------ Provided data

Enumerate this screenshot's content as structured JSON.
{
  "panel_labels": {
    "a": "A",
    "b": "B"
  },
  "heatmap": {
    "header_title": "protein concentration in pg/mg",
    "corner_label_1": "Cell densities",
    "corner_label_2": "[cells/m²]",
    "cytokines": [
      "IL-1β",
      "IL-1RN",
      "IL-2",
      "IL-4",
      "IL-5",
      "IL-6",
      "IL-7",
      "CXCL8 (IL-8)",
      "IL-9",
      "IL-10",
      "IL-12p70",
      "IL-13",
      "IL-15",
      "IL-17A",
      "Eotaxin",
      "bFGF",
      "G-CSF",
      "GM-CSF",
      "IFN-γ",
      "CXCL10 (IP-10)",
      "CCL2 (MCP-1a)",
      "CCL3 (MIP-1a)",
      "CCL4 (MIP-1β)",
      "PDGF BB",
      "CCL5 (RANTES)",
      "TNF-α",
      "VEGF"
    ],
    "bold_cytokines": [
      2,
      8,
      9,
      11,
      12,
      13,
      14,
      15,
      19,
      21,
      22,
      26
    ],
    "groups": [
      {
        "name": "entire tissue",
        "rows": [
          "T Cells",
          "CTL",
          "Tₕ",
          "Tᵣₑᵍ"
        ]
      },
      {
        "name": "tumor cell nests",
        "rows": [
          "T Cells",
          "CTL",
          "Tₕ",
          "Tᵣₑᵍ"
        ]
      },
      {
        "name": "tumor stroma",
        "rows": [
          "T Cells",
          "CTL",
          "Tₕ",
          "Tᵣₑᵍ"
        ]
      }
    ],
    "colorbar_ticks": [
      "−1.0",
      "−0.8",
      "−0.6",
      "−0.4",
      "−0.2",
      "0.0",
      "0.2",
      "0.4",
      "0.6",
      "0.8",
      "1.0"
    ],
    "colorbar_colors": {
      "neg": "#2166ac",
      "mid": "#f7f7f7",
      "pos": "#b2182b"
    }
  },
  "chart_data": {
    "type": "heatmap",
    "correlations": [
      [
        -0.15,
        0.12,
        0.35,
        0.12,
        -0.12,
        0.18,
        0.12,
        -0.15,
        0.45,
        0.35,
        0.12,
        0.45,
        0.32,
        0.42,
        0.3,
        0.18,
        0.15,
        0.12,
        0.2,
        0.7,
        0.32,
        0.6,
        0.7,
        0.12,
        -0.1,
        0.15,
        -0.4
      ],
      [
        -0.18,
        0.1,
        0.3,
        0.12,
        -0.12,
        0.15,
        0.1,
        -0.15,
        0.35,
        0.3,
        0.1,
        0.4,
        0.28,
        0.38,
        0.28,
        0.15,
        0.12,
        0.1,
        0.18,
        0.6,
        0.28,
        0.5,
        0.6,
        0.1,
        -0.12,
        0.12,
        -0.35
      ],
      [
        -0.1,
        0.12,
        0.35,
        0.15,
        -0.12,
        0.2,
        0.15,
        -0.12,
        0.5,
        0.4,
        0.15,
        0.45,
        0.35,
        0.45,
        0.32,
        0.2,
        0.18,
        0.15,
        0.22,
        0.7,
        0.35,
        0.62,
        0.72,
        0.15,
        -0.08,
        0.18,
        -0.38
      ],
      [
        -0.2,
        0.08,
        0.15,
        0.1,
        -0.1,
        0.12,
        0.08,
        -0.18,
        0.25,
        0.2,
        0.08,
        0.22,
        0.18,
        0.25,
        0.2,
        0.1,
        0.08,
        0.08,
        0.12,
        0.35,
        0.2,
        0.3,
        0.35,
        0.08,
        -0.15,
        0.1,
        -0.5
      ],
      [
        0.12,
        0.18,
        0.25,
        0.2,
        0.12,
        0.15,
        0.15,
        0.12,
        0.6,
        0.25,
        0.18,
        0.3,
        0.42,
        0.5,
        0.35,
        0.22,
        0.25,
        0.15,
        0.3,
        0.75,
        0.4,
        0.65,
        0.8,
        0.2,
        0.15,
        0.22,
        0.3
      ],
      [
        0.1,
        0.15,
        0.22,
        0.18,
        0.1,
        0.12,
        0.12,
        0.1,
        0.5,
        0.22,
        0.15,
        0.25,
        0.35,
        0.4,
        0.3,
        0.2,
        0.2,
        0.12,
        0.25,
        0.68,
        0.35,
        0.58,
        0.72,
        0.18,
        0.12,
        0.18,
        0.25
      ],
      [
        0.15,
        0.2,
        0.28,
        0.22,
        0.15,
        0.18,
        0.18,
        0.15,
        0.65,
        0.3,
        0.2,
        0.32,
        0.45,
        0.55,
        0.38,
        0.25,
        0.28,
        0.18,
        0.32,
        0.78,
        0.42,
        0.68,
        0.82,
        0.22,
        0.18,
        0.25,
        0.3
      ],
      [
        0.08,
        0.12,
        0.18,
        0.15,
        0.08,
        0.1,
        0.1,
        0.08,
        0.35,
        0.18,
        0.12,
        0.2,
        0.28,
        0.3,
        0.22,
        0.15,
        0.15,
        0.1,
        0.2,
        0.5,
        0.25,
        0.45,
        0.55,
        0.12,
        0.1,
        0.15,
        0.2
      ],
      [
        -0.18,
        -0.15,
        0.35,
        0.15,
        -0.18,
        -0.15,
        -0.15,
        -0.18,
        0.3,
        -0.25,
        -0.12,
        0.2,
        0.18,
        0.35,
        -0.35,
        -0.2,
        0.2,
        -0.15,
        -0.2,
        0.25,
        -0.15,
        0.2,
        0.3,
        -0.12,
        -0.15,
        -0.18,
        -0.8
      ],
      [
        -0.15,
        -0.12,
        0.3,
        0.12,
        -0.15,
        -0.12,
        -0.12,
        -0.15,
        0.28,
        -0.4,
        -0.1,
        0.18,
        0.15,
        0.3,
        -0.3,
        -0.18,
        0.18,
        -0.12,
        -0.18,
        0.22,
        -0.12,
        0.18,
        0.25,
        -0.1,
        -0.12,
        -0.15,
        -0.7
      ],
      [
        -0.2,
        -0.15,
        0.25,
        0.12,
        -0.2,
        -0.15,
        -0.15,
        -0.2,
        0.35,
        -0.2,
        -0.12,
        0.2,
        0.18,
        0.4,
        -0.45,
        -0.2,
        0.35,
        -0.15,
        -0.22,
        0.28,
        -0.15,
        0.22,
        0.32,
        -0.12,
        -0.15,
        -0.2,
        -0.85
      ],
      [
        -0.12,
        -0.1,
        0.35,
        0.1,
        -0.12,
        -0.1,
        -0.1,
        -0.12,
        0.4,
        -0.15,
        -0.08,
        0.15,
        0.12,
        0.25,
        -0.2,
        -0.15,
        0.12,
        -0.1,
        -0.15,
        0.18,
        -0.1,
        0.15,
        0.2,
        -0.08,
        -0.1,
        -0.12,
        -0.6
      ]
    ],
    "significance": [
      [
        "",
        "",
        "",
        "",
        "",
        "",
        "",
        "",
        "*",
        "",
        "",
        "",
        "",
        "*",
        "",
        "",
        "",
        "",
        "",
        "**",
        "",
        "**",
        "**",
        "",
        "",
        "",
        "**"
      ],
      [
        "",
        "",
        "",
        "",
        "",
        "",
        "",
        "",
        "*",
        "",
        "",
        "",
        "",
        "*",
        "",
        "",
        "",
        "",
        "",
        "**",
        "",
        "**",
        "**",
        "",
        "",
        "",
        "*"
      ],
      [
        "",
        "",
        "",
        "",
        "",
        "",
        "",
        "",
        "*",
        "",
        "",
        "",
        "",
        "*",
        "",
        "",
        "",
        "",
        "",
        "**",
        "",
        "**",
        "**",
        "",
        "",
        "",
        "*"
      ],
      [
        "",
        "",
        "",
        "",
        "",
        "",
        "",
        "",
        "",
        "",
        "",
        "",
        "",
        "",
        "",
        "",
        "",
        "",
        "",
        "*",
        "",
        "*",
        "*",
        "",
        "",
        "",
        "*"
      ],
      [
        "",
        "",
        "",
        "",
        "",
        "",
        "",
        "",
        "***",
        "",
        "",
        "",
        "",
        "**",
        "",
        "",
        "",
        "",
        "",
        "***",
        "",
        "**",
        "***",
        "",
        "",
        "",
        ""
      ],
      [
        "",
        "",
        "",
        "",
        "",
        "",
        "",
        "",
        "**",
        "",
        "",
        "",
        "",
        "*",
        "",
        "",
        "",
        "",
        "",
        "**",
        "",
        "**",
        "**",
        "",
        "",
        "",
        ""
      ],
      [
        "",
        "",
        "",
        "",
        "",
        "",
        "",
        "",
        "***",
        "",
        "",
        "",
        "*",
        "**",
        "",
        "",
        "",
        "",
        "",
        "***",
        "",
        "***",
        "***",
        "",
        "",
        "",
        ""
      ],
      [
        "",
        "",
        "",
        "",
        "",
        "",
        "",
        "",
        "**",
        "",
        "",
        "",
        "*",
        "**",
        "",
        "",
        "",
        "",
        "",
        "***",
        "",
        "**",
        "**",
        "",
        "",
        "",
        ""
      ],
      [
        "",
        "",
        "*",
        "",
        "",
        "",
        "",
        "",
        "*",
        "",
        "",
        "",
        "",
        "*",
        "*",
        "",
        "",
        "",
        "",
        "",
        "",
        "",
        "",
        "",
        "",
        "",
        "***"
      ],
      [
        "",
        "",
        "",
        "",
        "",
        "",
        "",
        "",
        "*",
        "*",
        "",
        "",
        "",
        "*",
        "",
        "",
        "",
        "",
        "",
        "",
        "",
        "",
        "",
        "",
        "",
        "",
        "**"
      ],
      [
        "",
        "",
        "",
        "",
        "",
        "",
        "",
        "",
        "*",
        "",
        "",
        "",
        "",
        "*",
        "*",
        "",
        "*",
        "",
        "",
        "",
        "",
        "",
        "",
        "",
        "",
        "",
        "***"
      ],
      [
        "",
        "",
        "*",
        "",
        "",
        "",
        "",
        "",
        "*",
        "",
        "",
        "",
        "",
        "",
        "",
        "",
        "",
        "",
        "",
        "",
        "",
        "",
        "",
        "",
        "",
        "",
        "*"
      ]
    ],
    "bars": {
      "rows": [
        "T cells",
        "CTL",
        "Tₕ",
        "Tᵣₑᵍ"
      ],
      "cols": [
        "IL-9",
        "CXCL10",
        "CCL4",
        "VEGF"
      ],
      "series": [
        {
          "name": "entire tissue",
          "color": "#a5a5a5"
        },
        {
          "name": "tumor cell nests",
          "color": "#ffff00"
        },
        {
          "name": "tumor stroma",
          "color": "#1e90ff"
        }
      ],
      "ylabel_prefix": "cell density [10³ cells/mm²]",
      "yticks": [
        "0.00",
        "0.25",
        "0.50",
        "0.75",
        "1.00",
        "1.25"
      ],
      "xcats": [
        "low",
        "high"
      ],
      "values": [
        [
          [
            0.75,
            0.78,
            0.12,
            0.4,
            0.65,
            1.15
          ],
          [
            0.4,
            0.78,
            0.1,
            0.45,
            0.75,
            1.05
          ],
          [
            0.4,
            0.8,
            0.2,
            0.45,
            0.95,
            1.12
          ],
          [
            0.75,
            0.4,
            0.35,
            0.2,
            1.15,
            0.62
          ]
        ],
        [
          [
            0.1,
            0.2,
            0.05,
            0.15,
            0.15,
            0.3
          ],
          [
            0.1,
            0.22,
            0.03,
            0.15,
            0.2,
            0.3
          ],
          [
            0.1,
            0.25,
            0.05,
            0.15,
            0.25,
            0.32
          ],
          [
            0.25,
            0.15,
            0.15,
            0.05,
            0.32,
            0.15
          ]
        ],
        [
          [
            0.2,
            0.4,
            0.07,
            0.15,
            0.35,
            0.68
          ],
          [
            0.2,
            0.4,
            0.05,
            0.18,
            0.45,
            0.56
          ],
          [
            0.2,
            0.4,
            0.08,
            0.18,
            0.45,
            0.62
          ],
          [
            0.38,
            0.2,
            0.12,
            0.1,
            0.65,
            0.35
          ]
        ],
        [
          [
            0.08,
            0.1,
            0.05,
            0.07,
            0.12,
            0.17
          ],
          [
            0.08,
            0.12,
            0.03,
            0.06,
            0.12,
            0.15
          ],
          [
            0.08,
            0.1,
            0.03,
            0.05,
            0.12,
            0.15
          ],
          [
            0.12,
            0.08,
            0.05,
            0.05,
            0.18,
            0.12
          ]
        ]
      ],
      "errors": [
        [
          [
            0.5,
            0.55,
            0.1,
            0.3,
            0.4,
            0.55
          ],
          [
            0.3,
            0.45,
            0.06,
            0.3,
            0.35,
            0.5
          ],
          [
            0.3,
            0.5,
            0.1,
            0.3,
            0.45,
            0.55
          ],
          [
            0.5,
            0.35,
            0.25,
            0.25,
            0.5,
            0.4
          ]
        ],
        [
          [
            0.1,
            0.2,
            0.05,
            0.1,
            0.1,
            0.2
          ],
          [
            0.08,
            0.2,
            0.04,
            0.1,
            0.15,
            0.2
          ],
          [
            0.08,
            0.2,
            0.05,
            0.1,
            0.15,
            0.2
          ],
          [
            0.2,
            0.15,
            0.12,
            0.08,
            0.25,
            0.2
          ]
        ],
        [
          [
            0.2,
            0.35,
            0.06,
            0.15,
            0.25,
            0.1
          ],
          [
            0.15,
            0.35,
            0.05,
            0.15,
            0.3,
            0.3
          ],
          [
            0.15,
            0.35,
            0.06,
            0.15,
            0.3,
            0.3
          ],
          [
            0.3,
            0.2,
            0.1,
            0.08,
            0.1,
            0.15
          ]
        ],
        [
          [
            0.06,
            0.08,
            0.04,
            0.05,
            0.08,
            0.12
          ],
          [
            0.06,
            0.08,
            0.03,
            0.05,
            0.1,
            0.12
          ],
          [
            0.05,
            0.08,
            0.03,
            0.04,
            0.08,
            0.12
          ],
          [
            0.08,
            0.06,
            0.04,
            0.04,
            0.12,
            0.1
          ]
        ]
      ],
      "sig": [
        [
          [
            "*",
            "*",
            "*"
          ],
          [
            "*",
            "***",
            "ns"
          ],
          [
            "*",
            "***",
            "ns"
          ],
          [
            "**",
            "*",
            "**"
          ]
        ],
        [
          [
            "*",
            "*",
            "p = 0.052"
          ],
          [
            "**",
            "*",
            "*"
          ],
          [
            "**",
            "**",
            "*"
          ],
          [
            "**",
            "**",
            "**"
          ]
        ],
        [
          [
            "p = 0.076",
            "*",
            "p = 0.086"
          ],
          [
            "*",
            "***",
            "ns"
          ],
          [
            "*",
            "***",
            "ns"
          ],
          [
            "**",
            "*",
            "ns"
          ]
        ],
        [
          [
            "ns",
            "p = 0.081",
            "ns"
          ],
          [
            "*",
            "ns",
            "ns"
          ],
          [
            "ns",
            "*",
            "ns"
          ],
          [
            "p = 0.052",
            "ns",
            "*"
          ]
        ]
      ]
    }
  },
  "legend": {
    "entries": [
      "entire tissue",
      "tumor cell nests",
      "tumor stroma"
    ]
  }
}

------------

Each line in the data that holds the string "name" must be returned.

        "name": "entire tissue",
        "name": "tumor cell nests",
        "name": "tumor stroma",
          "name": "entire tissue",
          "name": "tumor cell nests",
          "name": "tumor stroma",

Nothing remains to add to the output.